### Data for processing
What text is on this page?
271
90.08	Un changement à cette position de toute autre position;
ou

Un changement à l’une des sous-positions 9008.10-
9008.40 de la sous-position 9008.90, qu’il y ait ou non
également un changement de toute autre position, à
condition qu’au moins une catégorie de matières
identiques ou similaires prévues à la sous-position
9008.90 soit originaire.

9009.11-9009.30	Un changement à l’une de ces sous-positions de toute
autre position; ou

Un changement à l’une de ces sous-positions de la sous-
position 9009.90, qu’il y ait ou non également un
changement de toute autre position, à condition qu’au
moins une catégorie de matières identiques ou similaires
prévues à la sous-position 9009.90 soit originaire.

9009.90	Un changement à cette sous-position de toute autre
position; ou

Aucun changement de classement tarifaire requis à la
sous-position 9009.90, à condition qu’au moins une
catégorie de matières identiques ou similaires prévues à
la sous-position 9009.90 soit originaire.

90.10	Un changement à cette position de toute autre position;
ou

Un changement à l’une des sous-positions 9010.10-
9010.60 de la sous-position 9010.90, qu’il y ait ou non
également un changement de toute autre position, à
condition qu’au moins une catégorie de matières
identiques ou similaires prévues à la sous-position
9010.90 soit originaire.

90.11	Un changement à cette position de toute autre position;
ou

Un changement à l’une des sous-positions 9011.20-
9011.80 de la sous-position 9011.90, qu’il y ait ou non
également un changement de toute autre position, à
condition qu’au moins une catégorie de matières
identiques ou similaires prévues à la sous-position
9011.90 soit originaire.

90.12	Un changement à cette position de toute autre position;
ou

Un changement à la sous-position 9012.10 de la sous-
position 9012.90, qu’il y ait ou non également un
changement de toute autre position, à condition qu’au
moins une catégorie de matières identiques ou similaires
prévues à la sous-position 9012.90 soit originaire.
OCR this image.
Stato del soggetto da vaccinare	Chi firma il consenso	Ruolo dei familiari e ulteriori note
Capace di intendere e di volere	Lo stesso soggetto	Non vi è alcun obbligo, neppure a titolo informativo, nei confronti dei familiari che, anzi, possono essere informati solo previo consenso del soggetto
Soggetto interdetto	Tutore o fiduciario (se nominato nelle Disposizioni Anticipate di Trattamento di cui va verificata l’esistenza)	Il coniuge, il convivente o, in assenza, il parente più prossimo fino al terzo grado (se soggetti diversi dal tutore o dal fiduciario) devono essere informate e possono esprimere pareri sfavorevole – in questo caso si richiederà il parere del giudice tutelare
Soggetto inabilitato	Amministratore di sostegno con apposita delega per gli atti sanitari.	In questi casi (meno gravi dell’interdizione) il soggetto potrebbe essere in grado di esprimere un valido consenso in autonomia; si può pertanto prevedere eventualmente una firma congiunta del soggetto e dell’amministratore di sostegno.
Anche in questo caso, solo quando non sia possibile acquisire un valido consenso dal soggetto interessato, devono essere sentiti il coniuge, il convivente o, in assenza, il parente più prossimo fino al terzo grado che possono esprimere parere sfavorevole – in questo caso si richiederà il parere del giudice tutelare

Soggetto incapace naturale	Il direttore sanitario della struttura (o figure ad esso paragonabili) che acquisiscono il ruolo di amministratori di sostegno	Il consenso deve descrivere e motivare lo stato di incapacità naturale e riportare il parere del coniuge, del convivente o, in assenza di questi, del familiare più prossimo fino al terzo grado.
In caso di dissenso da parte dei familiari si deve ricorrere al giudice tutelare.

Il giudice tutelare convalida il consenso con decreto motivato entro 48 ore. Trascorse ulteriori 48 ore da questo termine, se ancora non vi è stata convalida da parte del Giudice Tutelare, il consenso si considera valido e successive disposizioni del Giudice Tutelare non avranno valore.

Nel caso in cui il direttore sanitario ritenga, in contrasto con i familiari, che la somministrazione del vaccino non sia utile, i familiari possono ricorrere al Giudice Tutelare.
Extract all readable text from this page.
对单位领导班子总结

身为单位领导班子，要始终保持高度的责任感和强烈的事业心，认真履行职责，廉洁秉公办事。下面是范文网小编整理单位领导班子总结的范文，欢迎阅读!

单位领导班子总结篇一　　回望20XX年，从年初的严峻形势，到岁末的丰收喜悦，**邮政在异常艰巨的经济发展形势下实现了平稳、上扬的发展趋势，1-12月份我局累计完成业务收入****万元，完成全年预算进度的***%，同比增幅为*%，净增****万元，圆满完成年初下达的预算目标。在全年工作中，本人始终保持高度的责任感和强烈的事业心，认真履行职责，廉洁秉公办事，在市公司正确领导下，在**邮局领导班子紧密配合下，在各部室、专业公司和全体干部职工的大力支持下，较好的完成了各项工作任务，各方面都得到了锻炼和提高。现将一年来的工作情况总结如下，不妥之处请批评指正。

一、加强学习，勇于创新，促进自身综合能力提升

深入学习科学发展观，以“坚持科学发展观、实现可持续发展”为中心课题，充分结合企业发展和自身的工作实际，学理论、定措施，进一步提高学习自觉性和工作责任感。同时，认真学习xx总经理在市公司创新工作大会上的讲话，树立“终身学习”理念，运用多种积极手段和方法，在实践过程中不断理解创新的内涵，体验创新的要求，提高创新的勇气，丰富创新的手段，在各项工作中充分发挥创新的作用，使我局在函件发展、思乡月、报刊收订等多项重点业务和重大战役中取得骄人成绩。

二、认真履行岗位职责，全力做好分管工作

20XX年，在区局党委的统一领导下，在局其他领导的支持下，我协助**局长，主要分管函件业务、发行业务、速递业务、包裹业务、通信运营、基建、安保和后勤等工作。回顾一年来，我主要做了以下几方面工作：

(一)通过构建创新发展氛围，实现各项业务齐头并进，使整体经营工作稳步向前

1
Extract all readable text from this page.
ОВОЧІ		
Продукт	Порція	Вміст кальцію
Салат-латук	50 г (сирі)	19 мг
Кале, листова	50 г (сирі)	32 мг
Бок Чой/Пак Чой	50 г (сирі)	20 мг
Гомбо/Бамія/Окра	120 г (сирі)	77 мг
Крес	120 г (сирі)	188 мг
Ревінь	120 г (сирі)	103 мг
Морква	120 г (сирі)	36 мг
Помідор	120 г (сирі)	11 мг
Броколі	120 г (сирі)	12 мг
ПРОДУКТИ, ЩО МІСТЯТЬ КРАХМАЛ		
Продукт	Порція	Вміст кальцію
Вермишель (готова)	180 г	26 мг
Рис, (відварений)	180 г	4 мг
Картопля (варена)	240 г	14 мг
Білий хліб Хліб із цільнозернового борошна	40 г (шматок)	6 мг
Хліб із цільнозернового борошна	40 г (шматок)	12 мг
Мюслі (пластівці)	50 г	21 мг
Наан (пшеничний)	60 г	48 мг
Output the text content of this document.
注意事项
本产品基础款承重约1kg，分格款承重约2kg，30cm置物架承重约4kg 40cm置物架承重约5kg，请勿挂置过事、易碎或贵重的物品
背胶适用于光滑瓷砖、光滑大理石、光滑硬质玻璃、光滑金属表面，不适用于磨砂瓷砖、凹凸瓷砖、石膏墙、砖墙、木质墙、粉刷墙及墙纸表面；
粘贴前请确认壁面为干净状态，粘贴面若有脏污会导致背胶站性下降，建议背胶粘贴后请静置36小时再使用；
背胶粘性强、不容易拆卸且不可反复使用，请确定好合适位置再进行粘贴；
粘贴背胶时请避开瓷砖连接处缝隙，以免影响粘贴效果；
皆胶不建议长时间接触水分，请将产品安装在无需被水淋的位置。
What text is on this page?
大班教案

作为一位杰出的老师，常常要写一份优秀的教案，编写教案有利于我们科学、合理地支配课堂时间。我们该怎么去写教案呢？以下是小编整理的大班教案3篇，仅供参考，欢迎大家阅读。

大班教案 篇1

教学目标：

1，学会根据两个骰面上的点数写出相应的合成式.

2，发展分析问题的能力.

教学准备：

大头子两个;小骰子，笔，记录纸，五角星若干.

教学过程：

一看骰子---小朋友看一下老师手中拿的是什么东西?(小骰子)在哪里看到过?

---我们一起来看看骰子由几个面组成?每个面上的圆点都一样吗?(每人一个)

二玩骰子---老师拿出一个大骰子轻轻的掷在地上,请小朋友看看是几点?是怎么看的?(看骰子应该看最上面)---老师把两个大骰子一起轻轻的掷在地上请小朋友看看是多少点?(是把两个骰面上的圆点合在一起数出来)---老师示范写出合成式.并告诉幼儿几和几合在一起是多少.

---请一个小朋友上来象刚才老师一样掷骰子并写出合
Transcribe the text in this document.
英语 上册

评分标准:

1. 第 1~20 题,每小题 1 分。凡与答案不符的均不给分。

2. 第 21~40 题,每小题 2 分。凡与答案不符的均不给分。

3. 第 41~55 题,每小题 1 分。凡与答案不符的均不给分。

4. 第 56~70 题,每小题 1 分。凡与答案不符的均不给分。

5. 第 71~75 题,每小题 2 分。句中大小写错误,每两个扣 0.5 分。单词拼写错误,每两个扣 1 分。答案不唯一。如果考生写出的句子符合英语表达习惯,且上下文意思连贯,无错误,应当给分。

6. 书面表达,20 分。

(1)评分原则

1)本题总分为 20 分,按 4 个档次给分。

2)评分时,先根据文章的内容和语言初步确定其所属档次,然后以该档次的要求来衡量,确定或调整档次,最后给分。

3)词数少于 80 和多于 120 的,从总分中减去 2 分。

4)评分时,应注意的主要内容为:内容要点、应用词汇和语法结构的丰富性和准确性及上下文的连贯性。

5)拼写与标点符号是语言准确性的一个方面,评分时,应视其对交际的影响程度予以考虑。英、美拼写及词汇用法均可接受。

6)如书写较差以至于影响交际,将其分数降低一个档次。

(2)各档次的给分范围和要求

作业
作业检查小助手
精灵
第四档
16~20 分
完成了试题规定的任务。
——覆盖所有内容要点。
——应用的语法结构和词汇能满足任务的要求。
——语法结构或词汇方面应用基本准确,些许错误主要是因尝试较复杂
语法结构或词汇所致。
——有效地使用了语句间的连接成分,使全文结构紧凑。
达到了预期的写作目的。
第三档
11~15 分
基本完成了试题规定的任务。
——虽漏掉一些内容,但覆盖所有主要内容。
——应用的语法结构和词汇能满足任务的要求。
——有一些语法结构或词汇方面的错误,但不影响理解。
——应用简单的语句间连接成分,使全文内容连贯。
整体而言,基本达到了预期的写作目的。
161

### Job
Reproduce the final stretch of the data above: every line from the one holding "Output the text content of this document." through the end, inclusive, exactly as written and nothing else.

### Answer for the task
Output the text content of this document.
注意事项
本产品基础款承重约1kg，分格款承重约2kg，30cm置物架承重约4kg 40cm置物架承重约5kg，请勿挂置过事、易碎或贵重的物品
背胶适用于光滑瓷砖、光滑大理石、光滑硬质玻璃、光滑金属表面，不适用于磨砂瓷砖、凹凸瓷砖、石膏墙、砖墙、木质墙、粉刷墙及墙纸表面；
粘贴前请确认壁面为干净状态，粘贴面若有脏污会导致背胶站性下降，建议背胶粘贴后请静置36小时再使用；
背胶粘性强、不容易拆卸且不可反复使用，请确定好合适位置再进行粘贴；
粘贴背胶时请避开瓷砖连接处缝隙，以免影响粘贴效果；
皆胶不建议长时间接触水分，请将产品安装在无需被水淋的位置。
What text is on this page?
大班教案

作为一位杰出的老师，常常要写一份优秀的教案，编写教案有利于我们科学、合理地支配课堂时间。我们该怎么去写教案呢？以下是小编整理的大班教案3篇，仅供参考，欢迎大家阅读。

大班教案 篇1

教学目标：

1，学会根据两个骰面上的点数写出相应的合成式.

2，发展分析问题的能力.

教学准备：

大头子两个;小骰子，笔，记录纸，五角星若干.

教学过程：

一看骰子---小朋友看一下老师手中拿的是什么东西?(小骰子)在哪里看到过?

---我们一起来看看骰子由几个面组成?每个面上的圆点都一样吗?(每人一个)

二玩骰子---老师拿出一个大骰子轻轻的掷在地上,请小朋友看看是几点?是怎么看的?(看骰子应该看最上面)---老师把两个大骰子一起轻轻的掷在地上请小朋友看看是多少点?(是把两个骰面上的圆点合在一起数出来)---老师示范写出合成式.并告诉幼儿几和几合在一起是多少.

---请一个小朋友上来象刚才老师一样掷骰子并写出合
Transcribe the text in this document.
英语 上册

评分标准:

1. 第 1~20 题,每小题 1 分。凡与答案不符的均不给分。

2. 第 21~40 题,每小题 2 分。凡与答案不符的均不给分。

3. 第 41~55 题,每小题 1 分。凡与答案不符的均不给分。

4. 第 56~70 题,每小题 1 分。凡与答案不符的均不给分。

5. 第 71~75 题,每小题 2 分。句中大小写错误,每两个扣 0.5 分。单词拼写错误,每两个扣 1 分。答案不唯一。如果考生写出的句子符合英语表达习惯,且上下文意思连贯,无错误,应当给分。

6. 书面表达,20 分。

(1)评分原则

1)本题总分为 20 分,按 4 个档次给分。

2)评分时,先根据文章的内容和语言初步确定其所属档次,然后以该档次的要求来衡量,确定或调整档次,最后给分。

3)词数少于 80 和多于 120 的,从总分中减去 2 分。

4)评分时,应注意的主要内容为:内容要点、应用词汇和语法结构的丰富性和准确性及上下文的连贯性。

5)拼写与标点符号是语言准确性的一个方面,评分时,应视其对交际的影响程度予以考虑。英、美拼写及词汇用法均可接受。

6)如书写较差以至于影响交际,将其分数降低一个档次。

(2)各档次的给分范围和要求

作业
作业检查小助手
精灵
第四档
16~20 分
完成了试题规定的任务。
——覆盖所有内容要点。
——应用的语法结构和词汇能满足任务的要求。
——语法结构或词汇方面应用基本准确,些许错误主要是因尝试较复杂
语法结构或词汇所致。
——有效地使用了语句间的连接成分,使全文结构紧凑。
达到了预期的写作目的。
第三档
11~15 分
基本完成了试题规定的任务。
——虽漏掉一些内容,但覆盖所有主要内容。
——应用的语法结构和词汇能满足任务的要求。
——有一些语法结构或词汇方面的错误,但不影响理解。
——应用简单的语句间连接成分,使全文内容连贯。
整体而言,基本达到了预期的写作目的。
161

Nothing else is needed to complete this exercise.